Can you copy out the data exactly? Leave the images out.

Data rows ->
-*-*-
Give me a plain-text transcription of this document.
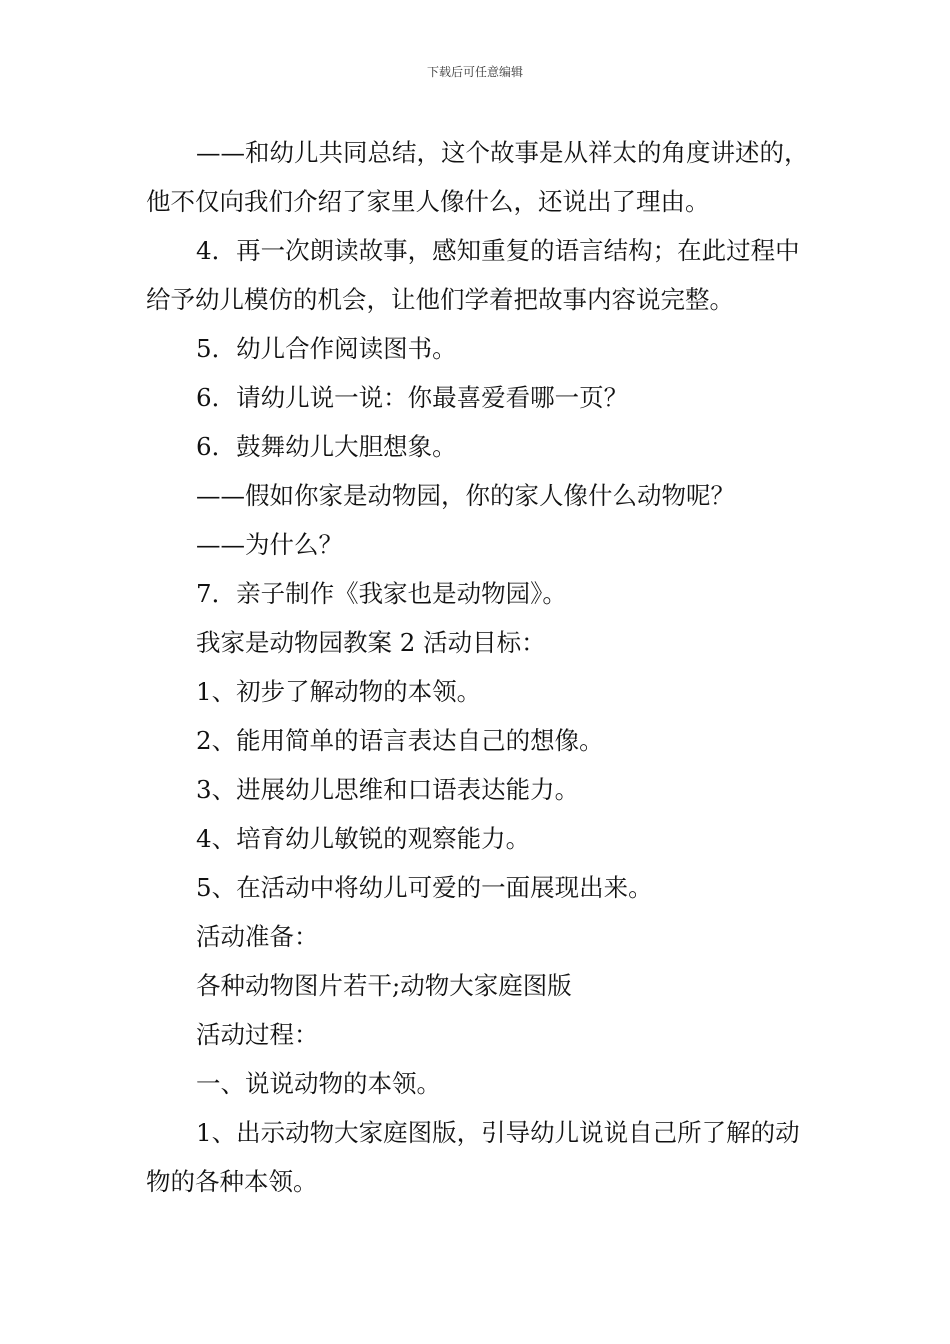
下载后可任意编辑

——和幼儿共同总结，这个故事是从祥太的角度讲述的，他不仅向我们介绍了家里人像什么，还说出了理由。

4．再一次朗读故事，感知重复的语言结构；在此过程中给予幼儿模仿的机会，让他们学着把故事内容说完整。

5．幼儿合作阅读图书。

6．请幼儿说一说：你最喜爱看哪一页？

6．鼓舞幼儿大胆想象。

——假如你家是动物园，你的家人像什么动物呢？

——为什么？

7．亲子制作《我家也是动物园》。

我家是动物园教案 2 活动目标：

1、初步了解动物的本领。

2、能用简单的语言表达自己的想像。

3、进展幼儿思维和口语表达能力。

4、培育幼儿敏锐的观察能力。

5、在活动中将幼儿可爱的一面展现出来。

活动准备：

各种动物图片若干;动物大家庭图版

活动过程：

一、说说动物的本领。

1、出示动物大家庭图版，引导幼儿说说自己所了解的动物的各种本领。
-*-*-
Solution to this exercise ->
Give me a plain-text transcription of this document.
下载后可任意编辑

——和幼儿共同总结，这个故事是从祥太的角度讲述的，他不仅向我们介绍了家里人像什么，还说出了理由。

4．再一次朗读故事，感知重复的语言结构；在此过程中给予幼儿模仿的机会，让他们学着把故事内容说完整。

5．幼儿合作阅读图书。

6．请幼儿说一说：你最喜爱看哪一页？

6．鼓舞幼儿大胆想象。

——假如你家是动物园，你的家人像什么动物呢？

——为什么？

7．亲子制作《我家也是动物园》。

我家是动物园教案 2 活动目标：

1、初步了解动物的本领。

2、能用简单的语言表达自己的想像。

3、进展幼儿思维和口语表达能力。

4、培育幼儿敏锐的观察能力。

5、在活动中将幼儿可爱的一面展现出来。

活动准备：

各种动物图片若干;动物大家庭图版

活动过程：

一、说说动物的本领。

1、出示动物大家庭图版，引导幼儿说说自己所了解的动物的各种本领。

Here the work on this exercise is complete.